◆ The problem:
Please transcribe the listing below in full and word for word, without its pictures.

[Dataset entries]
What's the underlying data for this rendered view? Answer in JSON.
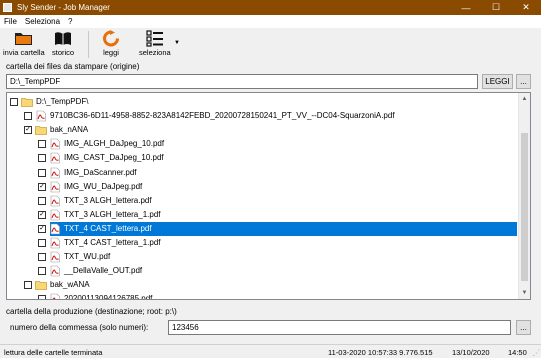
{
  "window": {
    "title": "Sly Sender - Job Manager",
    "controls": {
      "minimize": "—",
      "maximize": "☐",
      "close": "✕"
    }
  },
  "menu": [
    "File",
    "Seleziona",
    "?"
  ],
  "toolbar": {
    "invia_label": "invia cartella",
    "storico_label": "storico",
    "leggi_label": "leggi",
    "seleziona_label": "seleziona"
  },
  "origin": {
    "label": "cartella dei files da stampare (origine)",
    "path": "D:\\_TempPDF",
    "leggi_button": "LEGGI",
    "browse_button": "..."
  },
  "tree": {
    "rows": [
      {
        "text": "D:\\_TempPDF\\",
        "type": "folder",
        "checked": false,
        "level": 0
      },
      {
        "text": "9710BC36-6D11-4958-8852-823A8142FEBD_20200728150241_PT_VV_--DC04-SquarzoniA.pdf",
        "type": "pdf",
        "checked": false,
        "level": 1
      },
      {
        "text": "bak_nANA",
        "type": "folder",
        "checked": true,
        "level": 1
      },
      {
        "text": "IMG_ALGH_DaJpeg_10.pdf",
        "type": "pdf",
        "checked": false,
        "level": 2
      },
      {
        "text": "IMG_CAST_DaJpeg_10.pdf",
        "type": "pdf",
        "checked": false,
        "level": 2
      },
      {
        "text": "IMG_DaScanner.pdf",
        "type": "pdf",
        "checked": false,
        "level": 2
      },
      {
        "text": "IMG_WU_DaJpeg.pdf",
        "type": "pdf",
        "checked": true,
        "level": 2
      },
      {
        "text": "TXT_3 ALGH_lettera.pdf",
        "type": "pdf",
        "checked": false,
        "level": 2
      },
      {
        "text": "TXT_3 ALGH_lettera_1.pdf",
        "type": "pdf",
        "checked": true,
        "level": 2
      },
      {
        "text": "TXT_4 CAST_lettera.pdf",
        "type": "pdf",
        "checked": true,
        "level": 2,
        "selected": true
      },
      {
        "text": "TXT_4 CAST_lettera_1.pdf",
        "type": "pdf",
        "checked": false,
        "level": 2
      },
      {
        "text": "TXT_WU.pdf",
        "type": "pdf",
        "checked": false,
        "level": 2
      },
      {
        "text": "__DellaValle_OUT.pdf",
        "type": "pdf",
        "checked": false,
        "level": 2
      },
      {
        "text": "bak_wANA",
        "type": "folder",
        "checked": false,
        "level": 1
      },
      {
        "text": "20200113094126785.pdf",
        "type": "pdf",
        "checked": false,
        "level": 2
      }
    ],
    "scroll_up": "▲",
    "scroll_down": "▼"
  },
  "production": {
    "label": "cartella della produzione (destinazione; root: p:\\)",
    "commessa_label": "numero della commessa (solo numeri):",
    "commessa_value": "123456",
    "browse_button": "..."
  },
  "status": {
    "message": "lettura delle cartelle terminata",
    "timestamp": "11-03-2020 10:57:33 9.776.515",
    "date": "13/10/2020",
    "time": "14:50"
  },
  "colors": {
    "titlebar": "#8a4a00",
    "selection": "#0078d7"
  }
}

◆ Answer to this exercise:
What's the underlying data for this rendered view? Answer in JSON.
{
  "window": {
    "title": "Sly Sender - Job Manager",
    "controls": {
      "minimize": "—",
      "maximize": "☐",
      "close": "✕"
    }
  },
  "menu": [
    "File",
    "Seleziona",
    "?"
  ],
  "toolbar": {
    "invia_label": "invia cartella",
    "storico_label": "storico",
    "leggi_label": "leggi",
    "seleziona_label": "seleziona"
  },
  "origin": {
    "label": "cartella dei files da stampare (origine)",
    "path": "D:\\_TempPDF",
    "leggi_button": "LEGGI",
    "browse_button": "..."
  },
  "tree": {
    "rows": [
      {
        "text": "D:\\_TempPDF\\",
        "type": "folder",
        "checked": false,
        "level": 0
      },
      {
        "text": "9710BC36-6D11-4958-8852-823A8142FEBD_20200728150241_PT_VV_--DC04-SquarzoniA.pdf",
        "type": "pdf",
        "checked": false,
        "level": 1
      },
      {
        "text": "bak_nANA",
        "type": "folder",
        "checked": true,
        "level": 1
      },
      {
        "text": "IMG_ALGH_DaJpeg_10.pdf",
        "type": "pdf",
        "checked": false,
        "level": 2
      },
      {
        "text": "IMG_CAST_DaJpeg_10.pdf",
        "type": "pdf",
        "checked": false,
        "level": 2
      },
      {
        "text": "IMG_DaScanner.pdf",
        "type": "pdf",
        "checked": false,
        "level": 2
      },
      {
        "text": "IMG_WU_DaJpeg.pdf",
        "type": "pdf",
        "checked": true,
        "level": 2
      },
      {
        "text": "TXT_3 ALGH_lettera.pdf",
        "type": "pdf",
        "checked": false,
        "level": 2
      },
      {
        "text": "TXT_3 ALGH_lettera_1.pdf",
        "type": "pdf",
        "checked": true,
        "level": 2
      },
      {
        "text": "TXT_4 CAST_lettera.pdf",
        "type": "pdf",
        "checked": true,
        "level": 2,
        "selected": true
      },
      {
        "text": "TXT_4 CAST_lettera_1.pdf",
        "type": "pdf",
        "checked": false,
        "level": 2
      },
      {
        "text": "TXT_WU.pdf",
        "type": "pdf",
        "checked": false,
        "level": 2
      },
      {
        "text": "__DellaValle_OUT.pdf",
        "type": "pdf",
        "checked": false,
        "level": 2
      },
      {
        "text": "bak_wANA",
        "type": "folder",
        "checked": false,
        "level": 1
      },
      {
        "text": "20200113094126785.pdf",
        "type": "pdf",
        "checked": false,
        "level": 2
      }
    ],
    "scroll_up": "▲",
    "scroll_down": "▼"
  },
  "production": {
    "label": "cartella della produzione (destinazione; root: p:\\)",
    "commessa_label": "numero della commessa (solo numeri):",
    "commessa_value": "123456",
    "browse_button": "..."
  },
  "status": {
    "message": "lettura delle cartelle terminata",
    "timestamp": "11-03-2020 10:57:33 9.776.515",
    "date": "13/10/2020",
    "time": "14:50"
  },
  "colors": {
    "titlebar": "#8a4a00",
    "selection": "#0078d7"
  }
}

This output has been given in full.